→ **WRITTEN REQUEST**: Set down every entry again word for word, please, but skip the pictures.

→ **Dataset entries**:
========

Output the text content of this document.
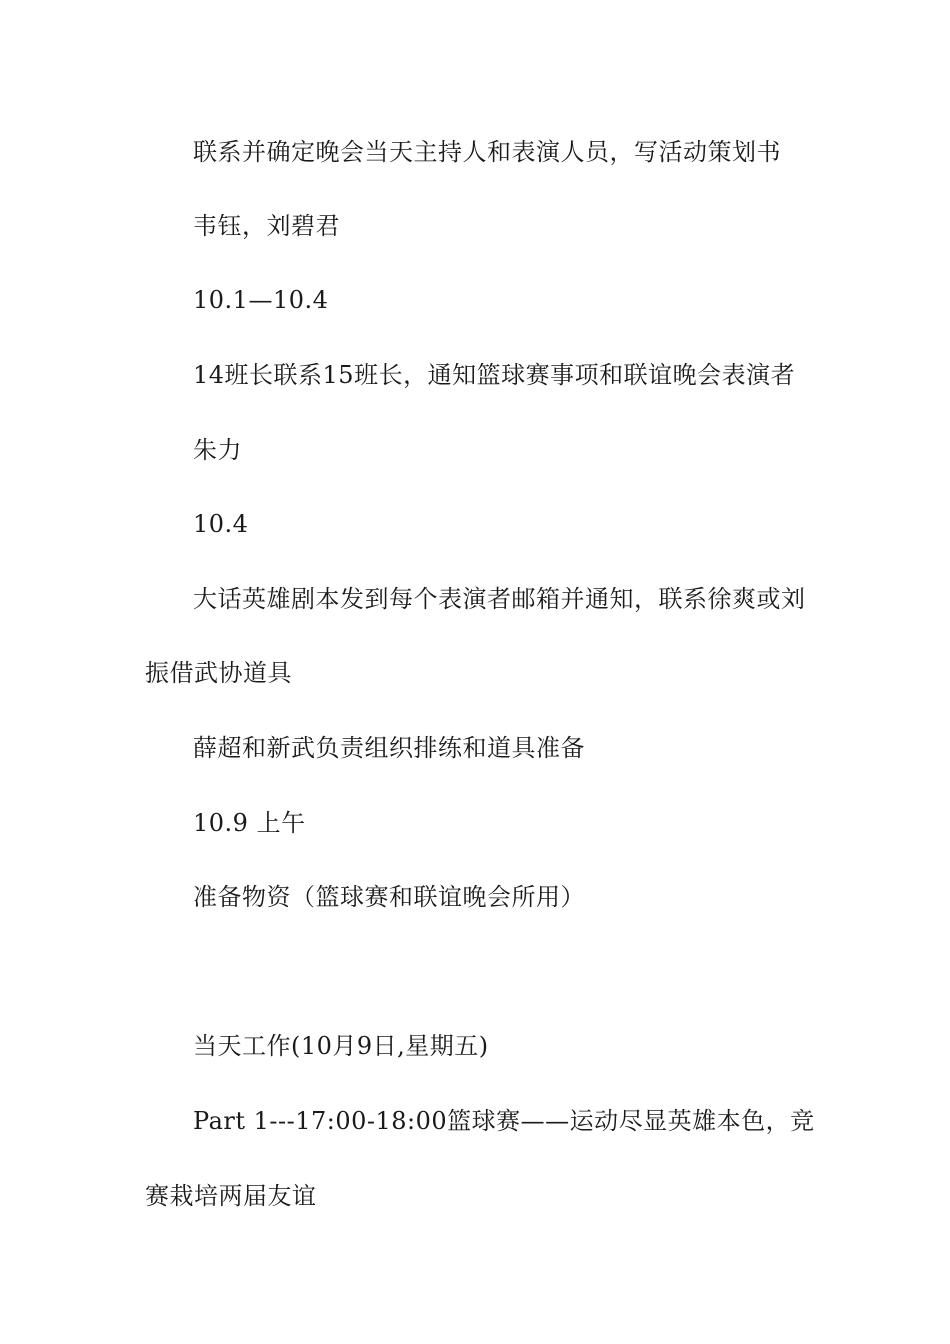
联系并确定晚会当天主持人和表演人员，写活动策划书
韦钰，刘碧君
10.1—10.4
14班长联系15班长，通知篮球赛事项和联谊晚会表演者
朱力
10.4
大话英雄剧本发到每个表演者邮箱并通知，联系徐爽或刘
振借武协道具
薛超和新武负责组织排练和道具准备
10.9 上午
准备物资（篮球赛和联谊晚会所用）
当天工作(10月9日,星期五)
Part 1---17:00-18:00篮球赛——运动尽显英雄本色，竞
赛栽培两届友谊
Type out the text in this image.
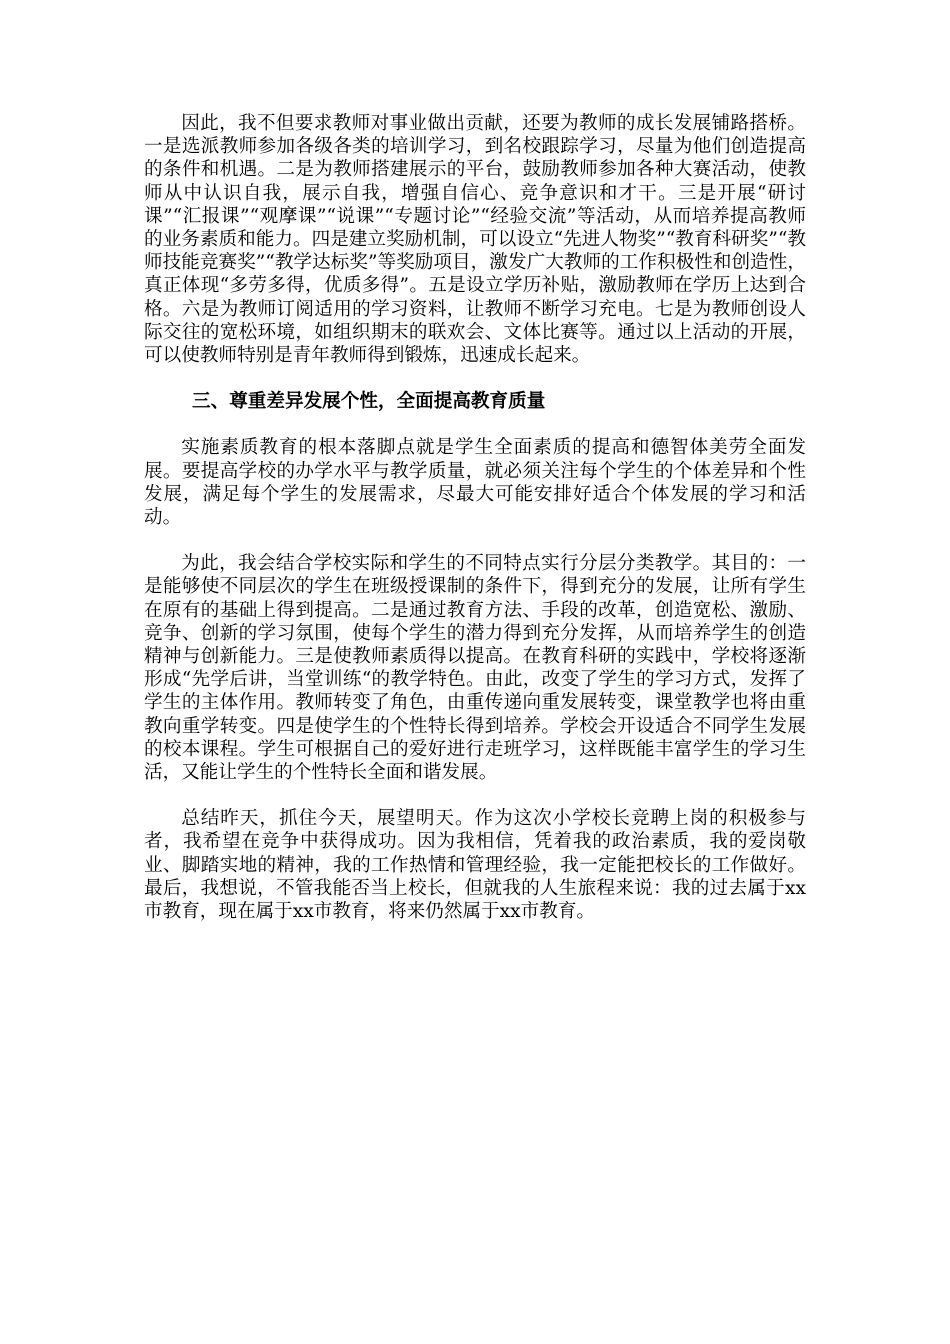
因此，我不但要求教师对事业做出贡献，还要为教师的成长发展铺路搭桥。一是选派教师参加各级各类的培训学习，到名校跟踪学习，尽量为他们创造提高的条件和机遇。二是为教师搭建展示的平台，鼓励教师参加各种大赛活动，使教师从中认识自我，展示自我，增强自信心、竞争意识和才干。三是开展“研讨课”“汇报课”“观摩课”“说课”“专题讨论”“经验交流”等活动，从而培养提高教师的业务素质和能力。四是建立奖励机制，可以设立“先进人物奖”“教育科研奖”“教师技能竞赛奖”“教学达标奖”等奖励项目，激发广大教师的工作积极性和创造性，真正体现“多劳多得，优质多得”。五是设立学历补贴，激励教师在学历上达到合格。六是为教师订阅适用的学习资料，让教师不断学习充电。七是为教师创设人际交往的宽松环境，如组织期末的联欢会、文体比赛等。通过以上活动的开展，可以使教师特别是青年教师得到锻炼，迅速成长起来。

三、尊重差异发展个性，全面提高教育质量

实施素质教育的根本落脚点就是学生全面素质的提高和德智体美劳全面发展。要提高学校的办学水平与教学质量，就必须关注每个学生的个体差异和个性发展，满足每个学生的发展需求，尽最大可能安排好适合个体发展的学习和活动。

为此，我会结合学校实际和学生的不同特点实行分层分类教学。其目的：一是能够使不同层次的学生在班级授课制的条件下，得到充分的发展，让所有学生在原有的基础上得到提高。二是通过教育方法、手段的改革，创造宽松、激励、竞争、创新的学习氛围，使每个学生的潜力得到充分发挥，从而培养学生的创造精神与创新能力。三是使教师素质得以提高。在教育科研的实践中，学校将逐渐形成“先学后讲，当堂训练“的教学特色。由此，改变了学生的学习方式，发挥了学生的主体作用。教师转变了角色，由重传递向重发展转变，课堂教学也将由重教向重学转变。四是使学生的个性特长得到培养。学校会开设适合不同学生发展的校本课程。学生可根据自己的爱好进行走班学习，这样既能丰富学生的学习生活，又能让学生的个性特长全面和谐发展。

总结昨天，抓住今天，展望明天。作为这次小学校长竞聘上岗的积极参与者，我希望在竞争中获得成功。因为我相信，凭着我的政治素质，我的爱岗敬业、脚踏实地的精神，我的工作热情和管理经验，我一定能把校长的工作做好。最后，我想说，不管我能否当上校长，但就我的人生旅程来说：我的过去属于xx市教育，现在属于xx市教育，将来仍然属于xx市教育。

========

→ **COMPLETED EXERCISE**:
Output the text content of this document.
联系并确定晚会当天主持人和表演人员，写活动策划书
韦钰，刘碧君
10.1—10.4
14班长联系15班长，通知篮球赛事项和联谊晚会表演者
朱力
10.4
大话英雄剧本发到每个表演者邮箱并通知，联系徐爽或刘
振借武协道具
薛超和新武负责组织排练和道具准备
10.9 上午
准备物资（篮球赛和联谊晚会所用）
当天工作(10月9日,星期五)
Part 1---17:00-18:00篮球赛——运动尽显英雄本色，竞
赛栽培两届友谊
Type out the text in this image.
因此，我不但要求教师对事业做出贡献，还要为教师的成长发展铺路搭桥。一是选派教师参加各级各类的培训学习，到名校跟踪学习，尽量为他们创造提高的条件和机遇。二是为教师搭建展示的平台，鼓励教师参加各种大赛活动，使教师从中认识自我，展示自我，增强自信心、竞争意识和才干。三是开展“研讨课”“汇报课”“观摩课”“说课”“专题讨论”“经验交流”等活动，从而培养提高教师的业务素质和能力。四是建立奖励机制，可以设立“先进人物奖”“教育科研奖”“教师技能竞赛奖”“教学达标奖”等奖励项目，激发广大教师的工作积极性和创造性，真正体现“多劳多得，优质多得”。五是设立学历补贴，激励教师在学历上达到合格。六是为教师订阅适用的学习资料，让教师不断学习充电。七是为教师创设人际交往的宽松环境，如组织期末的联欢会、文体比赛等。通过以上活动的开展，可以使教师特别是青年教师得到锻炼，迅速成长起来。

三、尊重差异发展个性，全面提高教育质量

实施素质教育的根本落脚点就是学生全面素质的提高和德智体美劳全面发展。要提高学校的办学水平与教学质量，就必须关注每个学生的个体差异和个性发展，满足每个学生的发展需求，尽最大可能安排好适合个体发展的学习和活动。

为此，我会结合学校实际和学生的不同特点实行分层分类教学。其目的：一是能够使不同层次的学生在班级授课制的条件下，得到充分的发展，让所有学生在原有的基础上得到提高。二是通过教育方法、手段的改革，创造宽松、激励、竞争、创新的学习氛围，使每个学生的潜力得到充分发挥，从而培养学生的创造精神与创新能力。三是使教师素质得以提高。在教育科研的实践中，学校将逐渐形成“先学后讲，当堂训练“的教学特色。由此，改变了学生的学习方式，发挥了学生的主体作用。教师转变了角色，由重传递向重发展转变，课堂教学也将由重教向重学转变。四是使学生的个性特长得到培养。学校会开设适合不同学生发展的校本课程。学生可根据自己的爱好进行走班学习，这样既能丰富学生的学习生活，又能让学生的个性特长全面和谐发展。

总结昨天，抓住今天，展望明天。作为这次小学校长竞聘上岗的积极参与者，我希望在竞争中获得成功。因为我相信，凭着我的政治素质，我的爱岗敬业、脚踏实地的精神，我的工作热情和管理经验，我一定能把校长的工作做好。最后，我想说，不管我能否当上校长，但就我的人生旅程来说：我的过去属于xx市教育，现在属于xx市教育，将来仍然属于xx市教育。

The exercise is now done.